DIRECTIONS FOR THIS TASK -> Determine which lines of the records include the word "Year", and copy them.
——————————
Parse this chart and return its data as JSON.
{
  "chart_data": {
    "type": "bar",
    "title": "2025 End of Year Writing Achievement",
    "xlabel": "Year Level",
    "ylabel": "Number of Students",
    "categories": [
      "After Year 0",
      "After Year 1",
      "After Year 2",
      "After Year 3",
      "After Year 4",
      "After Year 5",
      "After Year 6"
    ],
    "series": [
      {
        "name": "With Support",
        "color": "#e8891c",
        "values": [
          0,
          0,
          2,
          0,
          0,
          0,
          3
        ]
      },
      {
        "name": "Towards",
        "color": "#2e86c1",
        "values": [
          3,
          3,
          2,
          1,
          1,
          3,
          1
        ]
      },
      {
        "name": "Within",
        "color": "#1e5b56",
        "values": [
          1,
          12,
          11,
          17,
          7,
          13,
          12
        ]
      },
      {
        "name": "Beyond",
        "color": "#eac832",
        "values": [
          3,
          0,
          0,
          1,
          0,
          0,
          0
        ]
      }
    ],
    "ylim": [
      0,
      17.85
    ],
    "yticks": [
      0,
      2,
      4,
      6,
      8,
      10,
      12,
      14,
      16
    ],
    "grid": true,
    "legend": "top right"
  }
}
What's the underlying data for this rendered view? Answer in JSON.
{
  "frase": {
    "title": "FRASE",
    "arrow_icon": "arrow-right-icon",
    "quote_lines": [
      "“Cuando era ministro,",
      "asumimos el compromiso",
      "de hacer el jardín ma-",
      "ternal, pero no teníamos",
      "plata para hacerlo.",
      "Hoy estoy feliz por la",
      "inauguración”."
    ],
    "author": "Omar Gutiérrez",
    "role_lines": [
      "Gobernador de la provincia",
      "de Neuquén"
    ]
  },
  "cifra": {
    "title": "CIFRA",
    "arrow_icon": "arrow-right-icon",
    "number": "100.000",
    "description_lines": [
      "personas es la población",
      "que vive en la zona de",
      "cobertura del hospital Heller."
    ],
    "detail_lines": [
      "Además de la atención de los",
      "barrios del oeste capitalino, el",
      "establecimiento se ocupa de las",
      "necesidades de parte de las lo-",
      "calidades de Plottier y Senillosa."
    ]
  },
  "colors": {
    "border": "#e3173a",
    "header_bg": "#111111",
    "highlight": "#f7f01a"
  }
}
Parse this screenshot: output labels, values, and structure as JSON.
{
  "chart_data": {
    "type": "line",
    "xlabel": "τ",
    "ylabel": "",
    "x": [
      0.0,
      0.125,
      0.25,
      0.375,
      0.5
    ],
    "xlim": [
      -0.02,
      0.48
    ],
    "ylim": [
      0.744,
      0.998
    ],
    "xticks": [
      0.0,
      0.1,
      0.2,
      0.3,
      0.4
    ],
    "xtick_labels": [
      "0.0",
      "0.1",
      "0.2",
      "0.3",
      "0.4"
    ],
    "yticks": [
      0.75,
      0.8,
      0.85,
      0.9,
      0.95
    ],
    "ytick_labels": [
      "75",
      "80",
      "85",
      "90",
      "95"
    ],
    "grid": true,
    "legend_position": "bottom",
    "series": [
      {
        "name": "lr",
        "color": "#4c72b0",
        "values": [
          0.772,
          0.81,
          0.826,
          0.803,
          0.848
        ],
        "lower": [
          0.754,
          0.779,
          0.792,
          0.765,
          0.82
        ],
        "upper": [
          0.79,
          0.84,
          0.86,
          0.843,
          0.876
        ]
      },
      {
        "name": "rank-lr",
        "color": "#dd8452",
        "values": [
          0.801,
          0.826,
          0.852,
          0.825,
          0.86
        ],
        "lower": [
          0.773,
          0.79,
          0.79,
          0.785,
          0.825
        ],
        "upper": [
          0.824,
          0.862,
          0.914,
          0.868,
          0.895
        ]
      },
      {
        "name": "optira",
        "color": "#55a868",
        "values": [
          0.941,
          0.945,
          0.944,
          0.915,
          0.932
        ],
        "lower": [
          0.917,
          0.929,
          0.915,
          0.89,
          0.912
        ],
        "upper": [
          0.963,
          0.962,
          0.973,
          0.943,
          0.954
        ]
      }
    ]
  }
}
——————————
TASK ANSWER ->
    "title": "2025 End of Year Writing Achievement",
    "xlabel": "Year Level",
      "After Year 0",
      "After Year 1",
      "After Year 2",
      "After Year 3",
      "After Year 4",
      "After Year 5",
      "After Year 6"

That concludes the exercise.